- **WHAT IS BEING ASKED**
For each line that holds "content", copy the line out.

- **GIVEN RECORDS**
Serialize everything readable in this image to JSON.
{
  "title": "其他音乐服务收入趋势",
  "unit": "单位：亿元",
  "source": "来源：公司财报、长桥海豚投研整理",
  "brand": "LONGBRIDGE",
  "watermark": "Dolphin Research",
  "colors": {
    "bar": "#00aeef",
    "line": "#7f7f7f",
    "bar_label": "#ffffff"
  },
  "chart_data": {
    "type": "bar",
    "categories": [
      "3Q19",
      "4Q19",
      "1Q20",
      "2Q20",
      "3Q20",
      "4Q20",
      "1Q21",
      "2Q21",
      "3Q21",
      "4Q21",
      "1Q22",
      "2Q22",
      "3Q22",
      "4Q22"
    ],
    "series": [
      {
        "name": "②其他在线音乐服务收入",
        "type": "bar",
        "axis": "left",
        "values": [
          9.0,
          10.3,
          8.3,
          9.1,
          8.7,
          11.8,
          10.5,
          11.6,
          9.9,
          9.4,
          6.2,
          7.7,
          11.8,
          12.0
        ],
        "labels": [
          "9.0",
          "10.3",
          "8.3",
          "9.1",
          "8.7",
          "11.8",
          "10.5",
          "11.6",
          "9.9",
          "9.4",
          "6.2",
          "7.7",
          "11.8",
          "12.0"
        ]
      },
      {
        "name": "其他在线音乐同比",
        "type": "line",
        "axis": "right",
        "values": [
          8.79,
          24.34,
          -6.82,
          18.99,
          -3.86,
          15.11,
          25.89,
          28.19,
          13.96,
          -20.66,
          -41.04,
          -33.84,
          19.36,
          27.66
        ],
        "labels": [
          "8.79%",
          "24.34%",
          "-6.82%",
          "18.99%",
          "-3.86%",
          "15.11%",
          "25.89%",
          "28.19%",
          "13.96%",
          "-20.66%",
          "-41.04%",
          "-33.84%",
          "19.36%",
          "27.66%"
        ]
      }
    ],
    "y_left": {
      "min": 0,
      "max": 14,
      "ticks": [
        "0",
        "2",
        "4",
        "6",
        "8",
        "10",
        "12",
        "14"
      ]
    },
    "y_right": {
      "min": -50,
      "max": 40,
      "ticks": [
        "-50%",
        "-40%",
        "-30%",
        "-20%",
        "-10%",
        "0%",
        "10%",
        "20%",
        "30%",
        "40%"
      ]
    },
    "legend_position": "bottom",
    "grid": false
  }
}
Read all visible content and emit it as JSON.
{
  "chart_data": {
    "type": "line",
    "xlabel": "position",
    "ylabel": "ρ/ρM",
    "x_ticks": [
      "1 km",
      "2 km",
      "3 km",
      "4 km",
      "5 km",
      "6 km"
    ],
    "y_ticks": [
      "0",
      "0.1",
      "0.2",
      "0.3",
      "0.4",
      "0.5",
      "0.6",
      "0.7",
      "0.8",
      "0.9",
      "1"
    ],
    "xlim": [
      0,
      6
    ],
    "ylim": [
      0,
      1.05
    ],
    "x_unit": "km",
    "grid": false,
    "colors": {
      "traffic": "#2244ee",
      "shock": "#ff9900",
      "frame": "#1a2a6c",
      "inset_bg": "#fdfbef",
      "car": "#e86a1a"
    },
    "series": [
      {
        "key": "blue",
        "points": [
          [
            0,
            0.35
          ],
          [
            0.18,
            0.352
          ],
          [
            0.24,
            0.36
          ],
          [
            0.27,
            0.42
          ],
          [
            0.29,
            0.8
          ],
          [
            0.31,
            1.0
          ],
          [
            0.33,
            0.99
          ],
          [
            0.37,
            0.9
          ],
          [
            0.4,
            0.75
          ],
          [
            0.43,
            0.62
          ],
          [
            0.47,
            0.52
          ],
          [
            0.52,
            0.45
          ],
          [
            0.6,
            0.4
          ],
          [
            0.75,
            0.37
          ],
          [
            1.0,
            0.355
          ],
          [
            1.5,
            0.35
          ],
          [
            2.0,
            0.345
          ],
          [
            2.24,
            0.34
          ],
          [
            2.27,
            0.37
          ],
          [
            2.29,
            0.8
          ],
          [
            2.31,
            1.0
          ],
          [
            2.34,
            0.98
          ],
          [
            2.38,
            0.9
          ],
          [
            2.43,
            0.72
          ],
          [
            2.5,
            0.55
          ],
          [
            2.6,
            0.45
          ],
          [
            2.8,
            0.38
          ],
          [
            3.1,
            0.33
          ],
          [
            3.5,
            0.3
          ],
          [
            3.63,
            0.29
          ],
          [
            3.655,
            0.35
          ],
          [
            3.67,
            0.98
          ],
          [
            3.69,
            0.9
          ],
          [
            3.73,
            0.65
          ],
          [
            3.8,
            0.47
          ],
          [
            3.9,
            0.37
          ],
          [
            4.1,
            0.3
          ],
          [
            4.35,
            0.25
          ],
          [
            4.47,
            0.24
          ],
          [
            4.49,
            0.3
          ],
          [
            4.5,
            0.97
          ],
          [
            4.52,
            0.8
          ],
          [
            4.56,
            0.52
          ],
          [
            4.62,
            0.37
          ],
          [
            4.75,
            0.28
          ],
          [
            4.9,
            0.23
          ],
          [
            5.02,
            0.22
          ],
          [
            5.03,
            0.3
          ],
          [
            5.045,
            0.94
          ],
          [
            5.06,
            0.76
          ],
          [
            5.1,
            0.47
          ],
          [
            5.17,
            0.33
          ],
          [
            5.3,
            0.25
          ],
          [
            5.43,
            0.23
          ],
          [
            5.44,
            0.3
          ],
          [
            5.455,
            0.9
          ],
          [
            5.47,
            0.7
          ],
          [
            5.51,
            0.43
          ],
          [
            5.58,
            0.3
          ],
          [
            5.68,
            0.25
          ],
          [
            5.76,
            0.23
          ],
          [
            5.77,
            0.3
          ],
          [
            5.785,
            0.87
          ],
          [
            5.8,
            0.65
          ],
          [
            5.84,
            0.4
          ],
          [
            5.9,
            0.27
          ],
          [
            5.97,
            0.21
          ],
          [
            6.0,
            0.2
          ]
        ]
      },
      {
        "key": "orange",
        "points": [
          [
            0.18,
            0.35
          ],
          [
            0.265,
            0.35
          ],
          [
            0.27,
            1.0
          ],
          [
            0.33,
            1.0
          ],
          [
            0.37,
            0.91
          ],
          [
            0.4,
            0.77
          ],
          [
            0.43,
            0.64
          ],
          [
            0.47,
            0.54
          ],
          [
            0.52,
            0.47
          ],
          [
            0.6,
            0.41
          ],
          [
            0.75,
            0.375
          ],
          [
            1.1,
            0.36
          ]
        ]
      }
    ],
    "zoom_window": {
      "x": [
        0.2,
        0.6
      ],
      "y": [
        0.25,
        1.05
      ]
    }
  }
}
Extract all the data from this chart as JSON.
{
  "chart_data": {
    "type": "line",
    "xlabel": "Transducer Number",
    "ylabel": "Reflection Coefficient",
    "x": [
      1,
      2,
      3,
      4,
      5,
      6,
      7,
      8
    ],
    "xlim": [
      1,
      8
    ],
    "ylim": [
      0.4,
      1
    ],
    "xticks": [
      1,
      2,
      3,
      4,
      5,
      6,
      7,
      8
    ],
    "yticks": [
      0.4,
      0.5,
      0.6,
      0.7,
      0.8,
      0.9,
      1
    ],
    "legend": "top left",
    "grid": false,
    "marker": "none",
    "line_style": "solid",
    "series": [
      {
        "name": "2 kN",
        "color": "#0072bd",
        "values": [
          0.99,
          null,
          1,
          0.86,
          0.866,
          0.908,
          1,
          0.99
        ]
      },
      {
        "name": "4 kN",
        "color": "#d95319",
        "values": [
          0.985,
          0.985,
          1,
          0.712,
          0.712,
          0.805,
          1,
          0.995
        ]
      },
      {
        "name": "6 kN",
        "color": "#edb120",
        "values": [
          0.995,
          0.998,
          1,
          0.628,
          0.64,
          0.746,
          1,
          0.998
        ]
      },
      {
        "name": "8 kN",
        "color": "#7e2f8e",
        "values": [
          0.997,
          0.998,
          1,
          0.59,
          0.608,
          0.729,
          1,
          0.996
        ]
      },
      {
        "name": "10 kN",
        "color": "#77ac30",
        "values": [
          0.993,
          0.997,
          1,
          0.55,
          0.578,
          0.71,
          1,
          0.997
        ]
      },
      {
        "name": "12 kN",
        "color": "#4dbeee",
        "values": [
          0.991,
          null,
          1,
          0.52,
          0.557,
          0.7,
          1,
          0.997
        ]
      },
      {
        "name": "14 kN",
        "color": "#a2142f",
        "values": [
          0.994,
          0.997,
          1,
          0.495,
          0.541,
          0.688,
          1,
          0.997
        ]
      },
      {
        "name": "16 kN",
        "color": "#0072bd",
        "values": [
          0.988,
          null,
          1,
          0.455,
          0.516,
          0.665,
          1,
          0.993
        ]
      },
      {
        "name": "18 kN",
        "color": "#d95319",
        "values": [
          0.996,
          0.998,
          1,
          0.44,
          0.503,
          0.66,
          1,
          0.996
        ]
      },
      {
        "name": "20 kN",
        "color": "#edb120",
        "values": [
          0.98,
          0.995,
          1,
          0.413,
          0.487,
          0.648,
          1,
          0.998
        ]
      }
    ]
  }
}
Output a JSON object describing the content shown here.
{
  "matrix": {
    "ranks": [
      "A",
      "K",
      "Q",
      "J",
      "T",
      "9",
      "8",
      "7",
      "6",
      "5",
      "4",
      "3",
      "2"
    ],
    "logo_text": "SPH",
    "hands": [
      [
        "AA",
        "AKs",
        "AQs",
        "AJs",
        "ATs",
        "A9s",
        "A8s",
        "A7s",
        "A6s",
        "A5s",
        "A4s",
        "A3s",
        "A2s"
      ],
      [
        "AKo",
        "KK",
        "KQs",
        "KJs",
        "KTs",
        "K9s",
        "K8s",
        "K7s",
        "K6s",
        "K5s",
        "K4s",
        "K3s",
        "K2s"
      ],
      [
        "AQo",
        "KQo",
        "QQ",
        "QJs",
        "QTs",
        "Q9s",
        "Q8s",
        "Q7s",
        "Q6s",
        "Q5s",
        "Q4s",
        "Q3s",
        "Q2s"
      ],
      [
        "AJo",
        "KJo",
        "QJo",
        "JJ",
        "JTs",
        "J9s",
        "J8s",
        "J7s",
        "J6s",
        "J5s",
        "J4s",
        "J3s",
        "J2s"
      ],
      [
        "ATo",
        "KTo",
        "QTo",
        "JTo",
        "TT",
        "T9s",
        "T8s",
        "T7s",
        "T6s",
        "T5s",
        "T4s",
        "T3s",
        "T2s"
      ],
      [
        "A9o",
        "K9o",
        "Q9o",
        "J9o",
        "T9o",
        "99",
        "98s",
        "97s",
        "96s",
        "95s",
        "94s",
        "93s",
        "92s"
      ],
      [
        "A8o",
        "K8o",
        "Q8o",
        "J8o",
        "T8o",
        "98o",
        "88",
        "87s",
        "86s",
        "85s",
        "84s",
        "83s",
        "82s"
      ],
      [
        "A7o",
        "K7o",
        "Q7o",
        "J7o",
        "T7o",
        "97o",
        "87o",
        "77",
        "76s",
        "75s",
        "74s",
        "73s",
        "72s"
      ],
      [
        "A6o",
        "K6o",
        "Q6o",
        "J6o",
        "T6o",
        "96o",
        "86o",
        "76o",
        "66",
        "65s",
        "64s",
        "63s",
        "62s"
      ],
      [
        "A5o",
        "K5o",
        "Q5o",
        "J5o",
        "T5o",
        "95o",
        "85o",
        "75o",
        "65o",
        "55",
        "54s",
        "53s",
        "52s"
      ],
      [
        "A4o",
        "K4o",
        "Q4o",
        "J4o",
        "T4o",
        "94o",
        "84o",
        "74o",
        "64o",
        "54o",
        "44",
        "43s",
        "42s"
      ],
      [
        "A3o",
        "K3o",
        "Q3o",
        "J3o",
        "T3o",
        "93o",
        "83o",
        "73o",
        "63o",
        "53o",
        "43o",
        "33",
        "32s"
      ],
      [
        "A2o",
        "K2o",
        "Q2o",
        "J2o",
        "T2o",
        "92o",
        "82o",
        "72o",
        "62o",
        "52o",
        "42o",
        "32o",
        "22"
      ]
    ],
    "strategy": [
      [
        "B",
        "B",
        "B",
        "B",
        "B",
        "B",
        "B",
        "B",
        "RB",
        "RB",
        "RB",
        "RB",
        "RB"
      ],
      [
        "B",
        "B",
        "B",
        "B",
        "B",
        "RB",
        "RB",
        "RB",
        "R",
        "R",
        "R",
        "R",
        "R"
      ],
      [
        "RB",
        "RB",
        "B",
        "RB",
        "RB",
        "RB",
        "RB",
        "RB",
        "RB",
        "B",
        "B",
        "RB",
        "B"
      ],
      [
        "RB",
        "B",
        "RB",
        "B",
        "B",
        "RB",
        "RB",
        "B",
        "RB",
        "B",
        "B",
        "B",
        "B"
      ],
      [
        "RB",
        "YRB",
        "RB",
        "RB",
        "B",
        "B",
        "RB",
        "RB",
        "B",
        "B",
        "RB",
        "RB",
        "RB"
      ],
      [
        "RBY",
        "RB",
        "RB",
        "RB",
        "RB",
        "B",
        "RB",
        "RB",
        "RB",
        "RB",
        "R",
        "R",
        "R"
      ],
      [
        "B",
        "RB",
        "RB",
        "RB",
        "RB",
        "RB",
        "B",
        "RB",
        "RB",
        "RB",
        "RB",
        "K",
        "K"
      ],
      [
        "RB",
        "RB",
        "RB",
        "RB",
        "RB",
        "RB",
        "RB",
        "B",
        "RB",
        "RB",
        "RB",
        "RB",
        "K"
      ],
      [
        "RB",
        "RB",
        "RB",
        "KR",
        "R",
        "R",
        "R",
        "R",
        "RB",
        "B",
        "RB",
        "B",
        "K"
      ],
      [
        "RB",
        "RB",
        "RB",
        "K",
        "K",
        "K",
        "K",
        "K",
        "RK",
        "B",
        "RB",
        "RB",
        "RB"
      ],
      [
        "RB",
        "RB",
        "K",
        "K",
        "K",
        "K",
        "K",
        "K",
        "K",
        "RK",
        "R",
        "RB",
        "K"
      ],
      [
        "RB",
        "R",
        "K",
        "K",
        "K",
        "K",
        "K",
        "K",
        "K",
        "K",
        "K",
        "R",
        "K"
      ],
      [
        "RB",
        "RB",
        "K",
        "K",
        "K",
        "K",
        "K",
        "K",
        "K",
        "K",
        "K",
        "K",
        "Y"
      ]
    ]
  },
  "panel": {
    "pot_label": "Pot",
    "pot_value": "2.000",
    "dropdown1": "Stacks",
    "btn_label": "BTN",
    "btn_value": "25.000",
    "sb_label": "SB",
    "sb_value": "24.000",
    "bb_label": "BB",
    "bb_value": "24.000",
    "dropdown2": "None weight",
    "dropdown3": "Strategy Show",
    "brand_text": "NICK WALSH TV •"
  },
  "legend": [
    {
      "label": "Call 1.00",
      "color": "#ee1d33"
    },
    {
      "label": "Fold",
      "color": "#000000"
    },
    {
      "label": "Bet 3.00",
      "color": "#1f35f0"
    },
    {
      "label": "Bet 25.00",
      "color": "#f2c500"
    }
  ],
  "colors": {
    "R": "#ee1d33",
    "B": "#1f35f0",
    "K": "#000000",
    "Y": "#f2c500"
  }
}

- **SOLUTION TO THIS PROBLEM**
Read all visible content and emit it as JSON.
Output a JSON object describing the content shown here.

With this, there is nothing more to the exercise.